## Element and region data
##########

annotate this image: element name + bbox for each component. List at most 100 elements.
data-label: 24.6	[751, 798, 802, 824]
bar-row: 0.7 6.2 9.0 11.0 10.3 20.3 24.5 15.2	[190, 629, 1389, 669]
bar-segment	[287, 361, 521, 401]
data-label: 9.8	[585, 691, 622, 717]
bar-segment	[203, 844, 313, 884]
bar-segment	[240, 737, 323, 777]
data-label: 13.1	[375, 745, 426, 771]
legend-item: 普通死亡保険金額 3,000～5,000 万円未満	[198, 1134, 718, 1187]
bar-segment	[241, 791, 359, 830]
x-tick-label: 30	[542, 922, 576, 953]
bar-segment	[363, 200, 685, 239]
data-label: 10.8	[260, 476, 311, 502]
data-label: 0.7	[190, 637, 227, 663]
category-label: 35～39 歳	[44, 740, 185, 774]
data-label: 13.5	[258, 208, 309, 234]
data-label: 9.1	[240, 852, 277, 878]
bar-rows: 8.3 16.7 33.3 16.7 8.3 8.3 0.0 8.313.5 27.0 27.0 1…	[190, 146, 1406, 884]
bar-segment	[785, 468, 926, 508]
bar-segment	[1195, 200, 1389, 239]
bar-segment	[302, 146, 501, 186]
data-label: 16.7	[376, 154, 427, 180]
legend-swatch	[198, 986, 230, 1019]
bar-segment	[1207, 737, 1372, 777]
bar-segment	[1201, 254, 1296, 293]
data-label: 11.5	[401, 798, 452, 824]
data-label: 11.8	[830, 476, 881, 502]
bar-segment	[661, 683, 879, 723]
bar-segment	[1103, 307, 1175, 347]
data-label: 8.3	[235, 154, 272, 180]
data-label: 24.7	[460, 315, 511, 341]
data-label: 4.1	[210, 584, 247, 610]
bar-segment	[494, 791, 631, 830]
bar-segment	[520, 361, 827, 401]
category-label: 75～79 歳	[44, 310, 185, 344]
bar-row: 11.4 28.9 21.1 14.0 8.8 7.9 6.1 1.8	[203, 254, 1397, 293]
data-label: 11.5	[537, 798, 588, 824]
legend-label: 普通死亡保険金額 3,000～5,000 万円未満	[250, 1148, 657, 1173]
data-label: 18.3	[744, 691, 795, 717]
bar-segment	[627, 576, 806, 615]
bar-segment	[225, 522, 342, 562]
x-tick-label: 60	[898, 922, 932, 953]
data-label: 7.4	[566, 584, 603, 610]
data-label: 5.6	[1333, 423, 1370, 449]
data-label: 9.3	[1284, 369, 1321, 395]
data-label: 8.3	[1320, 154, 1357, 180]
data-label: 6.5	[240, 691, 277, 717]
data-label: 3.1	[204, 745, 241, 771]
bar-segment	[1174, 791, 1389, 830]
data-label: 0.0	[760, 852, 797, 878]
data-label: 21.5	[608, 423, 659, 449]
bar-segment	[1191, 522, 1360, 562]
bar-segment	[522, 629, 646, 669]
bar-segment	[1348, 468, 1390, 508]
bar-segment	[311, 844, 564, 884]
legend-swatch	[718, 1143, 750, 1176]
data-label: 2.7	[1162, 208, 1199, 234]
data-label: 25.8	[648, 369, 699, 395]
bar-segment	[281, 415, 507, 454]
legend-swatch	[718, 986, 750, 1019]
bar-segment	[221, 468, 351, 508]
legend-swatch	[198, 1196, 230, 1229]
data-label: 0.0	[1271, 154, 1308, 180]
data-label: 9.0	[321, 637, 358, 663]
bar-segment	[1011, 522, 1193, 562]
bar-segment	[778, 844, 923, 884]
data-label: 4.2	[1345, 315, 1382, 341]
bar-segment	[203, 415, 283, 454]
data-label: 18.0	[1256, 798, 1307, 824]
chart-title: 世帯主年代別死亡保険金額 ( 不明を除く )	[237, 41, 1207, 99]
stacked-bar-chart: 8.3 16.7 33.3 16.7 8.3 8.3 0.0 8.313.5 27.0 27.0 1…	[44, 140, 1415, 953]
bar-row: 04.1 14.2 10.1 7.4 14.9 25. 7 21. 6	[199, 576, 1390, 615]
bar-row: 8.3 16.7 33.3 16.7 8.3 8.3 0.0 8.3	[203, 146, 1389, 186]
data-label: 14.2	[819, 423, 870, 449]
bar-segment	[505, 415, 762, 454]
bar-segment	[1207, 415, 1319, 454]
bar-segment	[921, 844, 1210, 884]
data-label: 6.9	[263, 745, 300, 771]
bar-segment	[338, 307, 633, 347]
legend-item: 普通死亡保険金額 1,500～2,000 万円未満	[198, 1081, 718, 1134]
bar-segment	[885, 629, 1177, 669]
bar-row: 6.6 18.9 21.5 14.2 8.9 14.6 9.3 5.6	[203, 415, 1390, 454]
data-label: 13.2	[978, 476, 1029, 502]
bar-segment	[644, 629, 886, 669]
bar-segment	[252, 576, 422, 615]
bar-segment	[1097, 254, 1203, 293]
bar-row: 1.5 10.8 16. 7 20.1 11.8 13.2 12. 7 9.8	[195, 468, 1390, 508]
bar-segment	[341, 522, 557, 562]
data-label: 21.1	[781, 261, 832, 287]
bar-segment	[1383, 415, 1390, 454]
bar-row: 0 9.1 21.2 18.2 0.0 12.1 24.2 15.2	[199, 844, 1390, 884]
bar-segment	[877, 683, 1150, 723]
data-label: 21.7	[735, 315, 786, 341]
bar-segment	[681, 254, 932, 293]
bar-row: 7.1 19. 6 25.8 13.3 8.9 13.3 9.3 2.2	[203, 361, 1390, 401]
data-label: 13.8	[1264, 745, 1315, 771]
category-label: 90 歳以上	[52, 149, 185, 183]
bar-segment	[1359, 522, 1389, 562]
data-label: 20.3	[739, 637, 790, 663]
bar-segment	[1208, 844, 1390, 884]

##########

## Directions
Rewrite the listing above so that every "bar-segment" becomes "bar-section", keeping everything else the same.

## Completed exercise
annotate this image: element name + bbox for each component. List at most 100 elements.
data-label: 24.6	[751, 798, 802, 824]
bar-row: 0.7 6.2 9.0 11.0 10.3 20.3 24.5 15.2	[190, 629, 1389, 669]
bar-section	[287, 361, 521, 401]
data-label: 9.8	[585, 691, 622, 717]
bar-section	[203, 844, 313, 884]
bar-section	[240, 737, 323, 777]
data-label: 13.1	[375, 745, 426, 771]
legend-item: 普通死亡保険金額 3,000～5,000 万円未満	[198, 1134, 718, 1187]
bar-section	[241, 791, 359, 830]
x-tick-label: 30	[542, 922, 576, 953]
bar-section	[363, 200, 685, 239]
data-label: 10.8	[260, 476, 311, 502]
data-label: 0.7	[190, 637, 227, 663]
category-label: 35～39 歳	[44, 740, 185, 774]
data-label: 13.5	[258, 208, 309, 234]
data-label: 9.1	[240, 852, 277, 878]
bar-rows: 8.3 16.7 33.3 16.7 8.3 8.3 0.0 8.313.5 27.0 27.0 1…	[190, 146, 1406, 884]
bar-section	[785, 468, 926, 508]
bar-section	[1195, 200, 1389, 239]
bar-section	[302, 146, 501, 186]
data-label: 16.7	[376, 154, 427, 180]
legend-swatch	[198, 986, 230, 1019]
bar-section	[1207, 737, 1372, 777]
bar-section	[1201, 254, 1296, 293]
data-label: 11.5	[401, 798, 452, 824]
data-label: 11.8	[830, 476, 881, 502]
bar-section	[661, 683, 879, 723]
bar-section	[1103, 307, 1175, 347]
data-label: 8.3	[235, 154, 272, 180]
data-label: 24.7	[460, 315, 511, 341]
data-label: 4.1	[210, 584, 247, 610]
bar-section	[494, 791, 631, 830]
bar-section	[520, 361, 827, 401]
category-label: 75～79 歳	[44, 310, 185, 344]
bar-row: 11.4 28.9 21.1 14.0 8.8 7.9 6.1 1.8	[203, 254, 1397, 293]
data-label: 11.5	[537, 798, 588, 824]
legend-label: 普通死亡保険金額 3,000～5,000 万円未満	[250, 1148, 657, 1173]
data-label: 18.3	[744, 691, 795, 717]
bar-section	[627, 576, 806, 615]
bar-section	[225, 522, 342, 562]
x-tick-label: 60	[898, 922, 932, 953]
data-label: 7.4	[566, 584, 603, 610]
data-label: 5.6	[1333, 423, 1370, 449]
data-label: 9.3	[1284, 369, 1321, 395]
data-label: 8.3	[1320, 154, 1357, 180]
data-label: 6.5	[240, 691, 277, 717]
data-label: 3.1	[204, 745, 241, 771]
bar-section	[1174, 791, 1389, 830]
data-label: 0.0	[760, 852, 797, 878]
data-label: 21.5	[608, 423, 659, 449]
bar-section	[1191, 522, 1360, 562]
bar-section	[522, 629, 646, 669]
bar-section	[1348, 468, 1390, 508]
bar-section	[311, 844, 564, 884]
legend-swatch	[718, 1143, 750, 1176]
data-label: 2.7	[1162, 208, 1199, 234]
data-label: 25.8	[648, 369, 699, 395]
bar-section	[281, 415, 507, 454]
legend-swatch	[718, 986, 750, 1019]
bar-section	[221, 468, 351, 508]
legend-swatch	[198, 1196, 230, 1229]
data-label: 0.0	[1271, 154, 1308, 180]
data-label: 9.0	[321, 637, 358, 663]
bar-section	[1011, 522, 1193, 562]
bar-section	[778, 844, 923, 884]
data-label: 4.2	[1345, 315, 1382, 341]
bar-section	[203, 415, 283, 454]
data-label: 18.0	[1256, 798, 1307, 824]
chart-title: 世帯主年代別死亡保険金額 ( 不明を除く )	[237, 41, 1207, 99]
stacked-bar-chart: 8.3 16.7 33.3 16.7 8.3 8.3 0.0 8.313.5 27.0 27.0 1…	[44, 140, 1415, 953]
bar-row: 04.1 14.2 10.1 7.4 14.9 25. 7 21. 6	[199, 576, 1390, 615]
bar-row: 8.3 16.7 33.3 16.7 8.3 8.3 0.0 8.3	[203, 146, 1389, 186]
data-label: 14.2	[819, 423, 870, 449]
bar-section	[505, 415, 762, 454]
bar-section	[1207, 415, 1319, 454]
bar-section	[921, 844, 1210, 884]
data-label: 6.9	[263, 745, 300, 771]
bar-section	[338, 307, 633, 347]
legend-item: 普通死亡保険金額 1,500～2,000 万円未満	[198, 1081, 718, 1134]
bar-section	[885, 629, 1177, 669]
bar-row: 6.6 18.9 21.5 14.2 8.9 14.6 9.3 5.6	[203, 415, 1390, 454]
data-label: 13.2	[978, 476, 1029, 502]
bar-section	[644, 629, 886, 669]
bar-section	[252, 576, 422, 615]
bar-section	[1097, 254, 1203, 293]
bar-row: 1.5 10.8 16. 7 20.1 11.8 13.2 12. 7 9.8	[195, 468, 1390, 508]
bar-section	[341, 522, 557, 562]
data-label: 21.1	[781, 261, 832, 287]
bar-section	[1383, 415, 1390, 454]
bar-row: 0 9.1 21.2 18.2 0.0 12.1 24.2 15.2	[199, 844, 1390, 884]
bar-section	[877, 683, 1150, 723]
data-label: 21.7	[735, 315, 786, 341]
bar-section	[681, 254, 932, 293]
bar-row: 7.1 19. 6 25.8 13.3 8.9 13.3 9.3 2.2	[203, 361, 1390, 401]
data-label: 13.8	[1264, 745, 1315, 771]
category-label: 90 歳以上	[52, 149, 185, 183]
bar-section	[1359, 522, 1389, 562]
data-label: 20.3	[739, 637, 790, 663]
bar-section	[1208, 844, 1390, 884]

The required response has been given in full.